Records shown start

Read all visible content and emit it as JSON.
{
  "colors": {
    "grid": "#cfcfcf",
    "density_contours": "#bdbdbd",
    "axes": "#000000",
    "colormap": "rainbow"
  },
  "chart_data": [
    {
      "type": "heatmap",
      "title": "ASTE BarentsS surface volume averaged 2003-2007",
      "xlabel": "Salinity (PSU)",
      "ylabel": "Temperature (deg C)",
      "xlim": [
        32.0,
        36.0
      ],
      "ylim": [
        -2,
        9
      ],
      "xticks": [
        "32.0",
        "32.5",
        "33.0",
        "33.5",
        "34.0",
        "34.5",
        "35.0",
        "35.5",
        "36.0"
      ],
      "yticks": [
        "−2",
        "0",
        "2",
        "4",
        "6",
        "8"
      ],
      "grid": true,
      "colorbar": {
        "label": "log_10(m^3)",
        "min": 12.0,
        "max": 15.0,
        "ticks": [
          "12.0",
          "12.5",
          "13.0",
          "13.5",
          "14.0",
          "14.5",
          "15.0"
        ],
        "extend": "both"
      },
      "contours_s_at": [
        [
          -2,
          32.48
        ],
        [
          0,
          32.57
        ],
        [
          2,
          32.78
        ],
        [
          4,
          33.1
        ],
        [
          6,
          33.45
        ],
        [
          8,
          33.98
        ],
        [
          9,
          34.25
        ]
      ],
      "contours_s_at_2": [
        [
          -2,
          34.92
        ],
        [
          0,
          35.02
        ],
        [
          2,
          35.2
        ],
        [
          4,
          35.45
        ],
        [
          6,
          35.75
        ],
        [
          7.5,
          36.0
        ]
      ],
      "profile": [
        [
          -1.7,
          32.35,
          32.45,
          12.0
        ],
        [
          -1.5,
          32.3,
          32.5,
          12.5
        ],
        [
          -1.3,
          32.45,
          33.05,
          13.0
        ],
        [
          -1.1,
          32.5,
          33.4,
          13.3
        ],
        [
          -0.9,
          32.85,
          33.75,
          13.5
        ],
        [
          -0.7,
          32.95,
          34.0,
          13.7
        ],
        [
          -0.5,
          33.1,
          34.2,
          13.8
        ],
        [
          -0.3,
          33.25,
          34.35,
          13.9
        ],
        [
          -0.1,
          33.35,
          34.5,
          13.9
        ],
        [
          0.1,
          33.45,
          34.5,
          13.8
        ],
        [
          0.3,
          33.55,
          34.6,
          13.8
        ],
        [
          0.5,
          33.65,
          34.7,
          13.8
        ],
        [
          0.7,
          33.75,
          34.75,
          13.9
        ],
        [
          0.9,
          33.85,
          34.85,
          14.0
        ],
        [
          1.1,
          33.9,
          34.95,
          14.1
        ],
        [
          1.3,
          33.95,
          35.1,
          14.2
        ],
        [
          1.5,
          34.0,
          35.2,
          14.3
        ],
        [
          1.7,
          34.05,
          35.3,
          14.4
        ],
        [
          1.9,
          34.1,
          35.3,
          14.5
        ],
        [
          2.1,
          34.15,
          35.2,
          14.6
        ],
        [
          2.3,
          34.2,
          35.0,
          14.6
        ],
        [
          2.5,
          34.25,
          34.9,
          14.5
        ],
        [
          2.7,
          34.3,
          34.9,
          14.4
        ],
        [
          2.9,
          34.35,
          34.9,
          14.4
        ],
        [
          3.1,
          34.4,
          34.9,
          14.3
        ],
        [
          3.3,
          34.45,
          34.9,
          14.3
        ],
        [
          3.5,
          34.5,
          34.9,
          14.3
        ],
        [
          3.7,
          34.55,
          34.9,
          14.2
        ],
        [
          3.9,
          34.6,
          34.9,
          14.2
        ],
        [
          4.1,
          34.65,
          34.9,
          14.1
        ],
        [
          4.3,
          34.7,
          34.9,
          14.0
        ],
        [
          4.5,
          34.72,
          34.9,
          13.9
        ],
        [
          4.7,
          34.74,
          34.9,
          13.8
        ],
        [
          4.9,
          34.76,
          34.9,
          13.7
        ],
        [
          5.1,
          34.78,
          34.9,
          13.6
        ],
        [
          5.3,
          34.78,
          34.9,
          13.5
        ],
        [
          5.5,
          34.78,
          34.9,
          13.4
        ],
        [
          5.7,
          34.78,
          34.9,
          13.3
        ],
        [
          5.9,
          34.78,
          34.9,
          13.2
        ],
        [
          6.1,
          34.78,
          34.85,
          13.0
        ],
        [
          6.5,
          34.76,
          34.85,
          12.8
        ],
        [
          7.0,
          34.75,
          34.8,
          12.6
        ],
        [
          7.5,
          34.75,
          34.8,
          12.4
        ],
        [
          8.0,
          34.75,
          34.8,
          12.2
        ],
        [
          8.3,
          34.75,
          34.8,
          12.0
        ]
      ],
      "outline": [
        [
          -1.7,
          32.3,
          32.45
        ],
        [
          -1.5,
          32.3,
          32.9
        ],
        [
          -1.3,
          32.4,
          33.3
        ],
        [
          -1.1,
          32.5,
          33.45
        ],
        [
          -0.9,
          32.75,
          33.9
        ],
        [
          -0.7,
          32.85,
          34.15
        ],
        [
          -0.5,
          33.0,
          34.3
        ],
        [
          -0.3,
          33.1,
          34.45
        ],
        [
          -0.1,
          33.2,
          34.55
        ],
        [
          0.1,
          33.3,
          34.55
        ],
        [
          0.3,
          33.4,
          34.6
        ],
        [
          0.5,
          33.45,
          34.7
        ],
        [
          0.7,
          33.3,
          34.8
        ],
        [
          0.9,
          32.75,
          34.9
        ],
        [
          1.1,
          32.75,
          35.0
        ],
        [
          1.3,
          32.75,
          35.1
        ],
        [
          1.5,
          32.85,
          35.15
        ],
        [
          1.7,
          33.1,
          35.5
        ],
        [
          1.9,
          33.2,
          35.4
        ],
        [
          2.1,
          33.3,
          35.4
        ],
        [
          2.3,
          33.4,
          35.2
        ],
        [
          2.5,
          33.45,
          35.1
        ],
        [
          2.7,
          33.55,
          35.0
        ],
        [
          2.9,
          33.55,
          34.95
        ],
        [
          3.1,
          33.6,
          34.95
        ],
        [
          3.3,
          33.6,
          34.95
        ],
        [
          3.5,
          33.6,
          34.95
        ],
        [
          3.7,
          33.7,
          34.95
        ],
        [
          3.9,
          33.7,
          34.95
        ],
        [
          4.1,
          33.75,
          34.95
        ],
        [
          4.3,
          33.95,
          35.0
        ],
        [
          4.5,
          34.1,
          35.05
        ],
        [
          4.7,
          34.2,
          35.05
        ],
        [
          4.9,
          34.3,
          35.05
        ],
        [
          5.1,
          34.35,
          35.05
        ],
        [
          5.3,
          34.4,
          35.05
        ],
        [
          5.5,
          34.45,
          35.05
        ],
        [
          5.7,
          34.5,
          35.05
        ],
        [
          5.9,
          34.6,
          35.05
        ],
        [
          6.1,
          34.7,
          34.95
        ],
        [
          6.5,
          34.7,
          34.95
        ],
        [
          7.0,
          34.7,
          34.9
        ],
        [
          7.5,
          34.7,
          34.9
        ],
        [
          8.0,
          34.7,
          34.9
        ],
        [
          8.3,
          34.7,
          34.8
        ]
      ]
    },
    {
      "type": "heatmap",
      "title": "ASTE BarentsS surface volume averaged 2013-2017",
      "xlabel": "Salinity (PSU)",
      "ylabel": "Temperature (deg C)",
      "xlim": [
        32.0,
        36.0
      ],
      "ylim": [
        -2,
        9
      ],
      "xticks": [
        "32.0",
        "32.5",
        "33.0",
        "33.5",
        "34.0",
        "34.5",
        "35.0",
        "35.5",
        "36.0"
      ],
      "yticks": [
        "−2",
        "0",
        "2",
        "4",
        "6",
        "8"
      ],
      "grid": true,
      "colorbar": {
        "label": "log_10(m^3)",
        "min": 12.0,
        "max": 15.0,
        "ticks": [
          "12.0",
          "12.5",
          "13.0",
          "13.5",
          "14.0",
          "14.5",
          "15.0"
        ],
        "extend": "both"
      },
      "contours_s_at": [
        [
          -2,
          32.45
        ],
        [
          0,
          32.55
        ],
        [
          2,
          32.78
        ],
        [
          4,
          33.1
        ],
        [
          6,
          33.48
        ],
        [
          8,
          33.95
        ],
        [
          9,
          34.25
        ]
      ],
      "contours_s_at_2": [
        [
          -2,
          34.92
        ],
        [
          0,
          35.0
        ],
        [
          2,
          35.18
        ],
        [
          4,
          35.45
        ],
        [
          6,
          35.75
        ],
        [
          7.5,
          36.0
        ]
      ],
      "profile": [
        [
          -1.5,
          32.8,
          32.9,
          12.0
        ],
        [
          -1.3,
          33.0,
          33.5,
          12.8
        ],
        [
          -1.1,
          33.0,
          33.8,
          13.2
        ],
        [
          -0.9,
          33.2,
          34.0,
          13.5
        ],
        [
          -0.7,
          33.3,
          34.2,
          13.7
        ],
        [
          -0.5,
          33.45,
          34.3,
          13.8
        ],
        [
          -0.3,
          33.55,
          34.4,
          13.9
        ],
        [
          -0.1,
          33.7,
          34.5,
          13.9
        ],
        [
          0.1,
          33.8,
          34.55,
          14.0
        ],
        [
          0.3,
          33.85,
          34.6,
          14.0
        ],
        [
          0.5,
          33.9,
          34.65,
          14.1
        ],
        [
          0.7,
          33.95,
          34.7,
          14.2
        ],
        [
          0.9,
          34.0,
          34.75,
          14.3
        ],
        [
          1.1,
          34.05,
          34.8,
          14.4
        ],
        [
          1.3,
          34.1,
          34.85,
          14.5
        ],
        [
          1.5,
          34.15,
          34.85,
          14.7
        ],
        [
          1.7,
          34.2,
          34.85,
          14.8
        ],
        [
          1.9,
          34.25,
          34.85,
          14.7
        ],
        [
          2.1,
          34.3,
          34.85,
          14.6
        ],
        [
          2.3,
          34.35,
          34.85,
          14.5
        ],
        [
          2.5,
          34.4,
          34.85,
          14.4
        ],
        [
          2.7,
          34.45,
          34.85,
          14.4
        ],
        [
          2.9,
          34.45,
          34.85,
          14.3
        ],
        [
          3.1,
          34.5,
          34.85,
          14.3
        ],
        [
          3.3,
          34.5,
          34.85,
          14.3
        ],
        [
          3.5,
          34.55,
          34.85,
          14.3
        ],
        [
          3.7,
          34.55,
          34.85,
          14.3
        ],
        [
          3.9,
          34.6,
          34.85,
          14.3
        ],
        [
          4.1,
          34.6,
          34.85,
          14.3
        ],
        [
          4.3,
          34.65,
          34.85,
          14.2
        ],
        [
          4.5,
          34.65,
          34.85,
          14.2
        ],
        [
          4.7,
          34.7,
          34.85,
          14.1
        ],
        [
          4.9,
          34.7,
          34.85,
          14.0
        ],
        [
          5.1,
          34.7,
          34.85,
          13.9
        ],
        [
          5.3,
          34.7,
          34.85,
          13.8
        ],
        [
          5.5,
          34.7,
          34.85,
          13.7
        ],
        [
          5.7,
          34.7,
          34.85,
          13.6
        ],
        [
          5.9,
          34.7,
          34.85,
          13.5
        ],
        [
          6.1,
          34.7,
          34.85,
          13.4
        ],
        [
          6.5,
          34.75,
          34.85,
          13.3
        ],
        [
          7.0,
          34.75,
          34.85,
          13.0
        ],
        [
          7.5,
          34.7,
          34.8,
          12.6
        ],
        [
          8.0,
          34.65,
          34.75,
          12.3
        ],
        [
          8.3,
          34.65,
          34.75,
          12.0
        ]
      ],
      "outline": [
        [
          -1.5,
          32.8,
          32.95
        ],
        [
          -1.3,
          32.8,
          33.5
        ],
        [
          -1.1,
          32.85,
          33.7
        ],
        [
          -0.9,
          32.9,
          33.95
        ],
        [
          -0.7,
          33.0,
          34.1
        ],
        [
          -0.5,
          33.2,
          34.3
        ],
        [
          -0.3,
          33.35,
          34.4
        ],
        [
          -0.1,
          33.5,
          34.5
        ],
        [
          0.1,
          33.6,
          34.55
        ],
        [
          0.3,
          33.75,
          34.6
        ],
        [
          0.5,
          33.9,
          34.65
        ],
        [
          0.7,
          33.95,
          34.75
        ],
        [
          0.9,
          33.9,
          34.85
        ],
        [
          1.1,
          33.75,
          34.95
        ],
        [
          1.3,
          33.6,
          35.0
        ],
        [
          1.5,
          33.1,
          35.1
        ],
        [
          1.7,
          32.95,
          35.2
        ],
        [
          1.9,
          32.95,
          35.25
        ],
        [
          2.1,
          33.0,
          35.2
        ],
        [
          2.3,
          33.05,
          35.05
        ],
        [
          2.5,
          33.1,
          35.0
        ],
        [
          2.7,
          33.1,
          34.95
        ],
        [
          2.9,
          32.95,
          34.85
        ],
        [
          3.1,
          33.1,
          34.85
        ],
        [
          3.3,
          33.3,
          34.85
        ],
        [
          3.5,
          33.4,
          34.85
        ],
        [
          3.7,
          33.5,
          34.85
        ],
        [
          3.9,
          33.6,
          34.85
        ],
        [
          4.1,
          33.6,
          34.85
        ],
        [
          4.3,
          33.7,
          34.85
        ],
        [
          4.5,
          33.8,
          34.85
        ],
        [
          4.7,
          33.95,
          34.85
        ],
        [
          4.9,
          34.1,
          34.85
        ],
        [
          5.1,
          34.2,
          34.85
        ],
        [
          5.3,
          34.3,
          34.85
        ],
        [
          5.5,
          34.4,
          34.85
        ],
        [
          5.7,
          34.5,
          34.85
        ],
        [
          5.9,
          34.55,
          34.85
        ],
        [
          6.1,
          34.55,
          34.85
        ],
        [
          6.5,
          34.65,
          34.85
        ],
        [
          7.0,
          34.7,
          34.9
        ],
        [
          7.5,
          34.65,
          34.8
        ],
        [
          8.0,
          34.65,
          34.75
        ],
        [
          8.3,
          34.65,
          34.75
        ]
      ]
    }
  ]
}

Records shown end

In the material above, find the lines that contain "BarentsS" and show them.

      "title": "ASTE BarentsS surface volume averaged 2003-2007",
      "title": "ASTE BarentsS surface volume averaged 2013-2017",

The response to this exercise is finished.